List of tasks =
1. Answer these questions from the Beam Park ward text:
(a) What was the ward's population in 2021?
(b) Which ward was Beam Park created from?
(c) How many councillors does the ward return to Havering London Borough Council?
2. Extend the Beam Park ward text with the next part, starting after its last sentence.

Text under study =
- Beam Park ward boundaries since 2022
- Borough: Havering
- County: Greater London
- Population: 4,883 (2021)
- Electorate: 3,697 (2022)
- Major settlements: Beam Park
- Area: 3.797 square kilometres (1.466 sq mi)

Current electoral ward
- Created: 2022
- Number of members: 2
- Councillors: Matthew Stanton; Trevor McKeever;
- Created from: South Hornchurch
- GSS code: E05013967

= Beam Park (ward) =

Beam Park is an electoral ward in the London Borough of Havering. The ward was first used in the 2022 elections. It returns two councillors to Havering London Borough Council.

Given information =
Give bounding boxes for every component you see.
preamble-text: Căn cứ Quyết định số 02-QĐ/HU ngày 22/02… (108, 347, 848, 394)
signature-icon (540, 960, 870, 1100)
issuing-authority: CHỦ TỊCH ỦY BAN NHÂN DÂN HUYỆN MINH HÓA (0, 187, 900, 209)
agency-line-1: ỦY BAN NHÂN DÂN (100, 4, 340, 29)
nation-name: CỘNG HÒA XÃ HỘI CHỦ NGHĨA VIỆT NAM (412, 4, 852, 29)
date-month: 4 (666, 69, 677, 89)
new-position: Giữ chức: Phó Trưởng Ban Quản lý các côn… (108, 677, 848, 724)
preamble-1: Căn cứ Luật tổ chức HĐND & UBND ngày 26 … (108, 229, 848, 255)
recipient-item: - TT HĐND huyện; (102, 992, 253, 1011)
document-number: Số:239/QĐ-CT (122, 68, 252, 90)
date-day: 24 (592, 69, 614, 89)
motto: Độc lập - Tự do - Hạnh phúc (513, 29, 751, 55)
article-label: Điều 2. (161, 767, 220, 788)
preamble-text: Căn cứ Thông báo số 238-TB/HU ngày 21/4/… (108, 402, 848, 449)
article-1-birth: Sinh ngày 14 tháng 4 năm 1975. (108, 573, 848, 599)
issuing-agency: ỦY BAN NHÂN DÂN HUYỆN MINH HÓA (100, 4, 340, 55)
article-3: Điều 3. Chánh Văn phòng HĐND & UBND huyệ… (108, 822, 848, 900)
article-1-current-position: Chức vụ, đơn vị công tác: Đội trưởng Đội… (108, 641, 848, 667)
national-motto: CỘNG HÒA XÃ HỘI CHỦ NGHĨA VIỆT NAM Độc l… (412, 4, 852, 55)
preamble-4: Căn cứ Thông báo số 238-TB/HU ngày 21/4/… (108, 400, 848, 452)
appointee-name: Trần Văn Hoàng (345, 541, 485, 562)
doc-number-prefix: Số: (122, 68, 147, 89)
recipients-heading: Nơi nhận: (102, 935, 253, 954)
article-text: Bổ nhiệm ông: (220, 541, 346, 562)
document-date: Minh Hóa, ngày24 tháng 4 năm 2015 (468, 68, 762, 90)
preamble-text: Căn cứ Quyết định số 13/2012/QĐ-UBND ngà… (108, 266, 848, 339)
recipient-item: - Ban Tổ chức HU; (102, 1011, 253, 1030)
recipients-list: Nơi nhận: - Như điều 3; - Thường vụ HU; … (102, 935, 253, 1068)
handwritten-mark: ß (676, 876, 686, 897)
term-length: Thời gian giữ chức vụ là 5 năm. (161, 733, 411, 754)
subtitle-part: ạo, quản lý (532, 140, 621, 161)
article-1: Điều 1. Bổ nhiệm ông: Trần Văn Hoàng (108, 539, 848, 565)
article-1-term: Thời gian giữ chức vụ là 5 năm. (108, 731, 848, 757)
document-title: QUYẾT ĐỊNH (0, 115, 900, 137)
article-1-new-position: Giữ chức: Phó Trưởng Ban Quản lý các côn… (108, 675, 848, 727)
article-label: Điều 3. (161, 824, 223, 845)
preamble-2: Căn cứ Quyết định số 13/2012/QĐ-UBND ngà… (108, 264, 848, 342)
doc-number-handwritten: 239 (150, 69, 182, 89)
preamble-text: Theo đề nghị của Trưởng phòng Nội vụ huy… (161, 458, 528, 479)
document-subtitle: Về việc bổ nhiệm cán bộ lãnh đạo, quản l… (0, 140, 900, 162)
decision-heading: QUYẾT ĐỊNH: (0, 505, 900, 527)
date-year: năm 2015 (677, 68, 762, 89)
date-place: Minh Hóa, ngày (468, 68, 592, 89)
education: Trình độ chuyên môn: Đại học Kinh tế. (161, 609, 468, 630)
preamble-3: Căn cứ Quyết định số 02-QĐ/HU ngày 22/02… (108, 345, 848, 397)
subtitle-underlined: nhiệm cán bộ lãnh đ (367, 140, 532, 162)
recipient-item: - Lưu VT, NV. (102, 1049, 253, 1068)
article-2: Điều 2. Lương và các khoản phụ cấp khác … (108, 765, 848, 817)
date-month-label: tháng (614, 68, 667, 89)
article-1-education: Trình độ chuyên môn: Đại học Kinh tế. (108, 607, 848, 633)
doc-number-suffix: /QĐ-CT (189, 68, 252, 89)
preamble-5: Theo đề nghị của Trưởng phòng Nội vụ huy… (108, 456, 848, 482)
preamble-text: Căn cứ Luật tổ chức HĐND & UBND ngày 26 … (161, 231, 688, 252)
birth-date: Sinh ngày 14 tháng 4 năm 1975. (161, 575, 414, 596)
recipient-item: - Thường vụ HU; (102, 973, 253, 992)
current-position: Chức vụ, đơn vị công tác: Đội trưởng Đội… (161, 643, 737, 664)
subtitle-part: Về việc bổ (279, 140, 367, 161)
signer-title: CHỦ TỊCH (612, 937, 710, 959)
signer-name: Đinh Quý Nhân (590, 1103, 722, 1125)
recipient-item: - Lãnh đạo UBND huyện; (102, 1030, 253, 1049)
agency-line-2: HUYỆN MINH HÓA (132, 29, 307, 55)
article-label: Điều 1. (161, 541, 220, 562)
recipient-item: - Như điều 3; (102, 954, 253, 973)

List of answers =
1.
(a) 4,883
(b) South Hornchurch
(c) Two

2.
The ward includes the eastern part of the new neighbourhood of Beam Park, Orchard Village and part of South Hornchurch.

==List of councillors==

| Seat | Councillor | Took office | Left office | Party |  | Election |
|---|---|---|---|---|---|---|
| 1 | Matthew Stanton | 2022 | Incumbent |  | Labour | 2022, 2026 |
| 2 | Trevor McKeever | 2022 | Incumbent |  | Labour | 2022, 2026 |

==Summary==
Councillors elected by party at each general borough election.

==Havering council elections==
===2026 election===
The election took place on 7 May 2026.

2026 Havering London Borough Council election: Beam Park (2)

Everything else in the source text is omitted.